━━━ GIVEN INFORMATION ━━━

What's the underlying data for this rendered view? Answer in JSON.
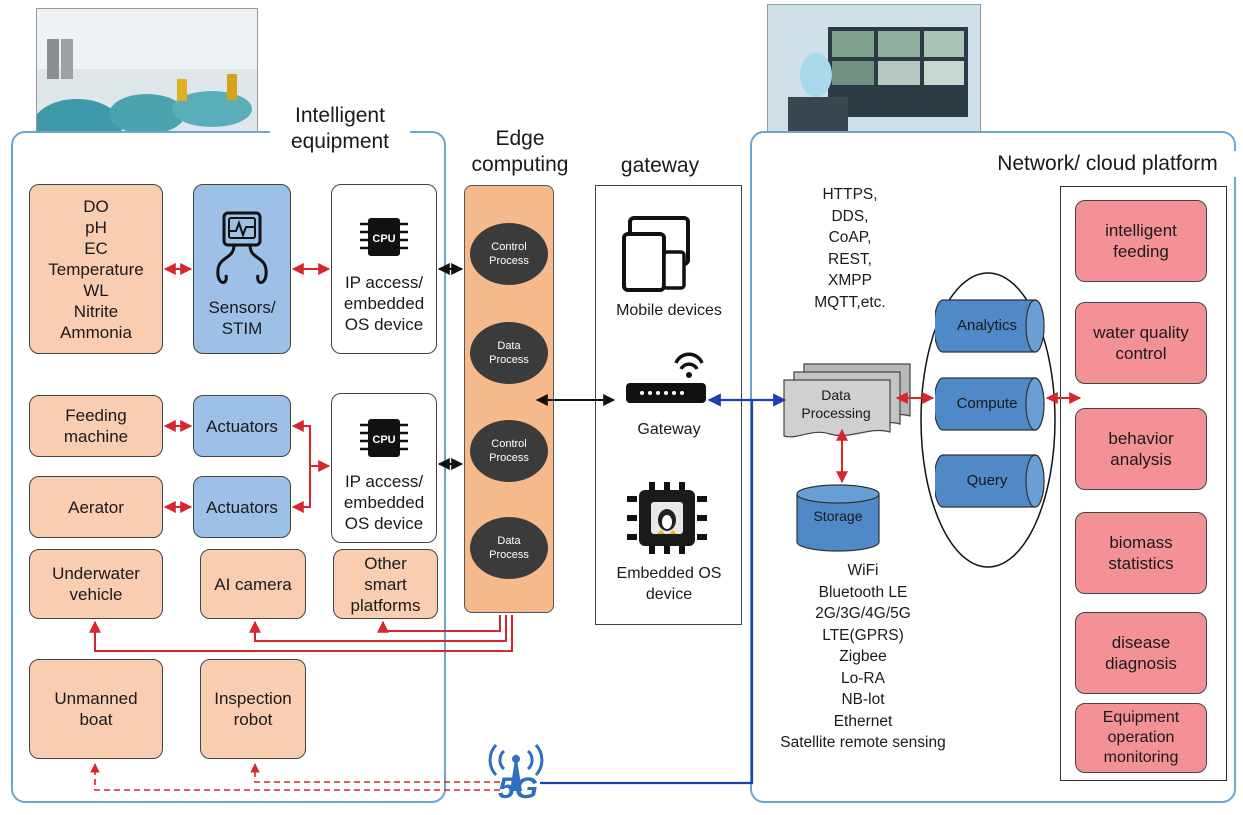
{
  "panels": {
    "intelligent_title": "Intelligent\nequipment",
    "edge_title": "Edge\ncomputing",
    "gateway_title": "gateway",
    "cloud_title": "Network/ cloud platform"
  },
  "left": {
    "params": "DO\npH\nEC\nTemperature\nWL\nNitrite\nAmmonia",
    "sensors": "Sensors/\nSTIM",
    "ip_device_1": "IP access/\nembedded\nOS device",
    "ip_device_2": "IP access/\nembedded\nOS device",
    "cpu_chip": "CPU",
    "feeding": "Feeding\nmachine",
    "aerator": "Aerator",
    "actuators_1": "Actuators",
    "actuators_2": "Actuators",
    "underwater": "Underwater\nvehicle",
    "ai_camera": "AI camera",
    "other_platforms": "Other\nsmart\nplatforms",
    "unmanned_boat": "Unmanned\nboat",
    "inspection_robot": "Inspection\nrobot"
  },
  "edge": {
    "ovals": [
      "Control\nProcess",
      "Data\nProcess",
      "Control\nProcess",
      "Data\nProcess"
    ]
  },
  "gateway": {
    "mobile_label": "Mobile devices",
    "gateway_label": "Gateway",
    "embedded_label": "Embedded OS\ndevice"
  },
  "cloud": {
    "protocols": "HTTPS,\nDDS,\nCoAP,\nREST,\nXMPP\nMQTT,etc.",
    "data_processing": "Data\nProcessing",
    "storage": "Storage",
    "networks": "WiFi\nBluetooth LE\n2G/3G/4G/5G\nLTE(GPRS)\nZigbee\nLo-RA\nNB-lot\nEthernet\nSatellite remote sensing",
    "cylinders": [
      "Analytics",
      "Compute",
      "Query"
    ],
    "services": [
      "intelligent\nfeeding",
      "water quality\ncontrol",
      "behavior\nanalysis",
      "biomass\nstatistics",
      "disease\ndiagnosis",
      "Equipment\noperation\nmonitoring"
    ]
  },
  "badge_5g": "5G",
  "colors": {
    "peach": "#f9cdb0",
    "blue": "#9dc0e6",
    "red": "#f49196",
    "panel_border": "#6aa6cf",
    "arrow_red": "#d7262e",
    "arrow_blue": "#1f3fae",
    "edge_orange": "#f5b98c"
  }
}
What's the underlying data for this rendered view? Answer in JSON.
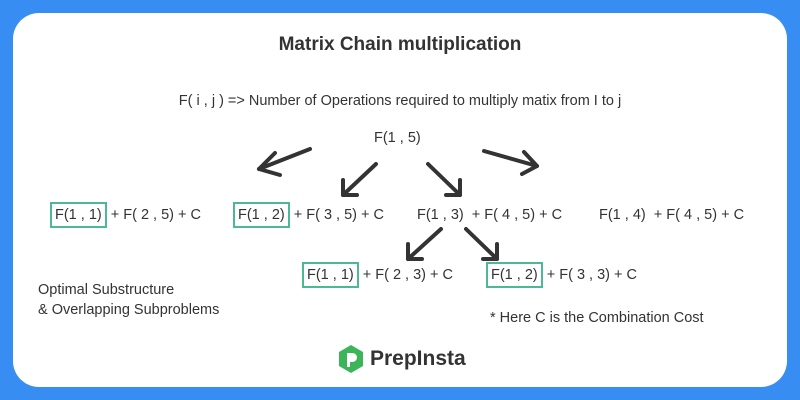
{
  "title": "Matrix Chain multiplication",
  "definition": "F( i , j ) => Number of Operations required to multiply matix from I to j",
  "root": "F(1 , 5)",
  "level1": [
    {
      "boxed": "F(1 , 1)",
      "rest": "+ F( 2 , 5) + C"
    },
    {
      "boxed": "F(1 , 2)",
      "rest": "+ F( 3 , 5) + C"
    },
    {
      "plain": "F(1 , 3)",
      "rest": "+ F( 4 , 5) + C"
    },
    {
      "plain": "F(1 , 4)",
      "rest": "+ F( 4 , 5) + C"
    }
  ],
  "level2": [
    {
      "boxed": "F(1 , 1)",
      "rest": "+ F( 2 , 3) + C"
    },
    {
      "boxed": "F(1 , 2)",
      "rest": "+ F( 3 , 3) + C"
    }
  ],
  "notes": {
    "line1": "Optimal Substructure",
    "line2": "& Overlapping Subproblems",
    "cost": "* Here C is the Combination Cost"
  },
  "logo": {
    "name": "PrepInsta",
    "color": "#3cb55a"
  },
  "colors": {
    "background": "#388df2",
    "box_border": "#4db896",
    "text": "#333333"
  }
}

━━━

## [TASK DIRECTIONS]
Reproduce the records, all of them, word for word; omit the pictures.

## [THE RESPONSE]
What's the underlying data for this rendered view? Answer in JSON.
{
  "panels": {
    "intelligent_title": "Intelligent\nequipment",
    "edge_title": "Edge\ncomputing",
    "gateway_title": "gateway",
    "cloud_title": "Network/ cloud platform"
  },
  "left": {
    "params": "DO\npH\nEC\nTemperature\nWL\nNitrite\nAmmonia",
    "sensors": "Sensors/\nSTIM",
    "ip_device_1": "IP access/\nembedded\nOS device",
    "ip_device_2": "IP access/\nembedded\nOS device",
    "cpu_chip": "CPU",
    "feeding": "Feeding\nmachine",
    "aerator": "Aerator",
    "actuators_1": "Actuators",
    "actuators_2": "Actuators",
    "underwater": "Underwater\nvehicle",
    "ai_camera": "AI camera",
    "other_platforms": "Other\nsmart\nplatforms",
    "unmanned_boat": "Unmanned\nboat",
    "inspection_robot": "Inspection\nrobot"
  },
  "edge": {
    "ovals": [
      "Control\nProcess",
      "Data\nProcess",
      "Control\nProcess",
      "Data\nProcess"
    ]
  },
  "gateway": {
    "mobile_label": "Mobile devices",
    "gateway_label": "Gateway",
    "embedded_label": "Embedded OS\ndevice"
  },
  "cloud": {
    "protocols": "HTTPS,\nDDS,\nCoAP,\nREST,\nXMPP\nMQTT,etc.",
    "data_processing": "Data\nProcessing",
    "storage": "Storage",
    "networks": "WiFi\nBluetooth LE\n2G/3G/4G/5G\nLTE(GPRS)\nZigbee\nLo-RA\nNB-lot\nEthernet\nSatellite remote sensing",
    "cylinders": [
      "Analytics",
      "Compute",
      "Query"
    ],
    "services": [
      "intelligent\nfeeding",
      "water quality\ncontrol",
      "behavior\nanalysis",
      "biomass\nstatistics",
      "disease\ndiagnosis",
      "Equipment\noperation\nmonitoring"
    ]
  },
  "badge_5g": "5G",
  "colors": {
    "peach": "#f9cdb0",
    "blue": "#9dc0e6",
    "red": "#f49196",
    "panel_border": "#6aa6cf",
    "arrow_red": "#d7262e",
    "arrow_blue": "#1f3fae",
    "edge_orange": "#f5b98c"
  }
}
What's the underlying data for this rendered view? Answer in JSON.
{
  "title": "Matrix Chain multiplication",
  "definition": "F( i , j ) => Number of Operations required to multiply matix from I to j",
  "root": "F(1 , 5)",
  "level1": [
    {
      "boxed": "F(1 , 1)",
      "rest": "+ F( 2 , 5) + C"
    },
    {
      "boxed": "F(1 , 2)",
      "rest": "+ F( 3 , 5) + C"
    },
    {
      "plain": "F(1 , 3)",
      "rest": "+ F( 4 , 5) + C"
    },
    {
      "plain": "F(1 , 4)",
      "rest": "+ F( 4 , 5) + C"
    }
  ],
  "level2": [
    {
      "boxed": "F(1 , 1)",
      "rest": "+ F( 2 , 3) + C"
    },
    {
      "boxed": "F(1 , 2)",
      "rest": "+ F( 3 , 3) + C"
    }
  ],
  "notes": {
    "line1": "Optimal Substructure",
    "line2": "& Overlapping Subproblems",
    "cost": "* Here C is the Combination Cost"
  },
  "logo": {
    "name": "PrepInsta",
    "color": "#3cb55a"
  },
  "colors": {
    "background": "#388df2",
    "box_border": "#4db896",
    "text": "#333333"
  }
}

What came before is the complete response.